BRIEF:
Pictures do not belong in your copy. Repeat all the other data exactly.

INPUT RECORDS:
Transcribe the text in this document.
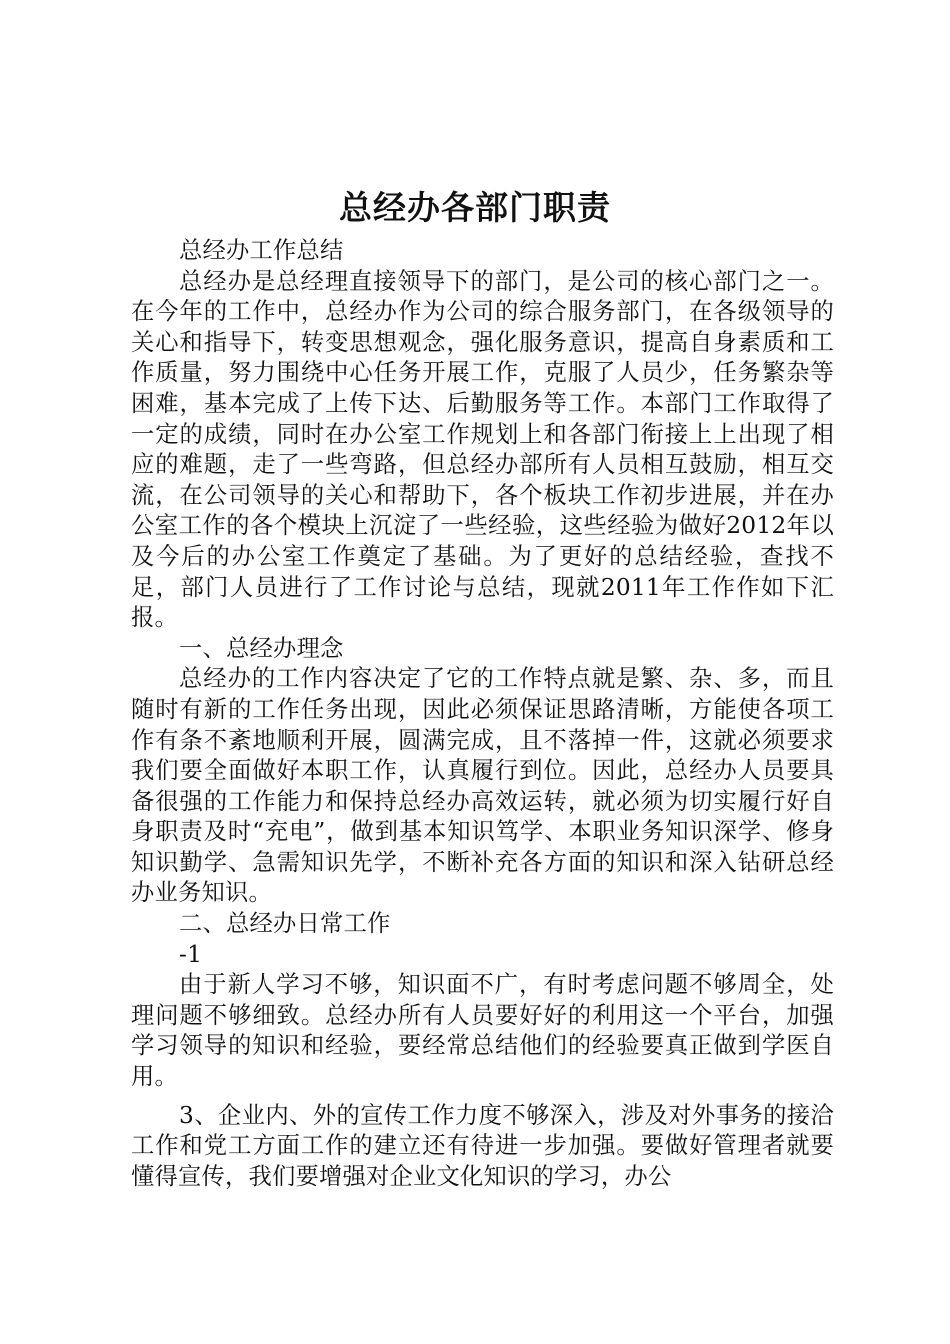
总经办各部门职责

总经办工作总结

总经办是总经理直接领导下的部门，是公司的核心部门之一。在今年的工作中，总经办作为公司的综合服务部门，在各级领导的关心和指导下，转变思想观念，强化服务意识，提高自身素质和工作质量，努力围绕中心任务开展工作，克服了人员少，任务繁杂等困难，基本完成了上传下达、后勤服务等工作。本部门工作取得了一定的成绩，同时在办公室工作规划上和各部门衔接上上出现了相应的难题，走了一些弯路，但总经办部所有人员相互鼓励，相互交流，在公司领导的关心和帮助下，各个板块工作初步进展，并在办公室工作的各个模块上沉淀了一些经验，这些经验为做好2012年以及今后的办公室工作奠定了基础。为了更好的总结经验，查找不足，部门人员进行了工作讨论与总结，现就2011年工作作如下汇报。

一、总经办理念

总经办的工作内容决定了它的工作特点就是繁、杂、多，而且随时有新的工作任务出现，因此必须保证思路清晰，方能使各项工作有条不紊地顺利开展，圆满完成，且不落掉一件，这就必须要求我们要全面做好本职工作，认真履行到位。因此，总经办人员要具备很强的工作能力和保持总经办高效运转，就必须为切实履行好自身职责及时“充电”，做到基本知识笃学、本职业务知识深学、修身知识勤学、急需知识先学，不断补充各方面的知识和深入钻研总经办业务知识。

二、总经办日常工作

-1

由于新人学习不够，知识面不广，有时考虑问题不够周全，处理问题不够细致。总经办所有人员要好好的利用这一个平台，加强学习领导的知识和经验，要经常总结他们的经验要真正做到学医自用。

3、企业内、外的宣传工作力度不够深入，涉及对外事务的接洽工作和党工方面工作的建立还有待进一步加强。要做好管理者就要懂得宣传，我们要增强对企业文化知识的学习，办公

REPLY:
Transcribe the text in this document.
总经办各部门职责

总经办工作总结

总经办是总经理直接领导下的部门，是公司的核心部门之一。在今年的工作中，总经办作为公司的综合服务部门，在各级领导的关心和指导下，转变思想观念，强化服务意识，提高自身素质和工作质量，努力围绕中心任务开展工作，克服了人员少，任务繁杂等困难，基本完成了上传下达、后勤服务等工作。本部门工作取得了一定的成绩，同时在办公室工作规划上和各部门衔接上上出现了相应的难题，走了一些弯路，但总经办部所有人员相互鼓励，相互交流，在公司领导的关心和帮助下，各个板块工作初步进展，并在办公室工作的各个模块上沉淀了一些经验，这些经验为做好2012年以及今后的办公室工作奠定了基础。为了更好的总结经验，查找不足，部门人员进行了工作讨论与总结，现就2011年工作作如下汇报。

一、总经办理念

总经办的工作内容决定了它的工作特点就是繁、杂、多，而且随时有新的工作任务出现，因此必须保证思路清晰，方能使各项工作有条不紊地顺利开展，圆满完成，且不落掉一件，这就必须要求我们要全面做好本职工作，认真履行到位。因此，总经办人员要具备很强的工作能力和保持总经办高效运转，就必须为切实履行好自身职责及时“充电”，做到基本知识笃学、本职业务知识深学、修身知识勤学、急需知识先学，不断补充各方面的知识和深入钻研总经办业务知识。

二、总经办日常工作

-1

由于新人学习不够，知识面不广，有时考虑问题不够周全，处理问题不够细致。总经办所有人员要好好的利用这一个平台，加强学习领导的知识和经验，要经常总结他们的经验要真正做到学医自用。

3、企业内、外的宣传工作力度不够深入，涉及对外事务的接洽工作和党工方面工作的建立还有待进一步加强。要做好管理者就要懂得宣传，我们要增强对企业文化知识的学习，办公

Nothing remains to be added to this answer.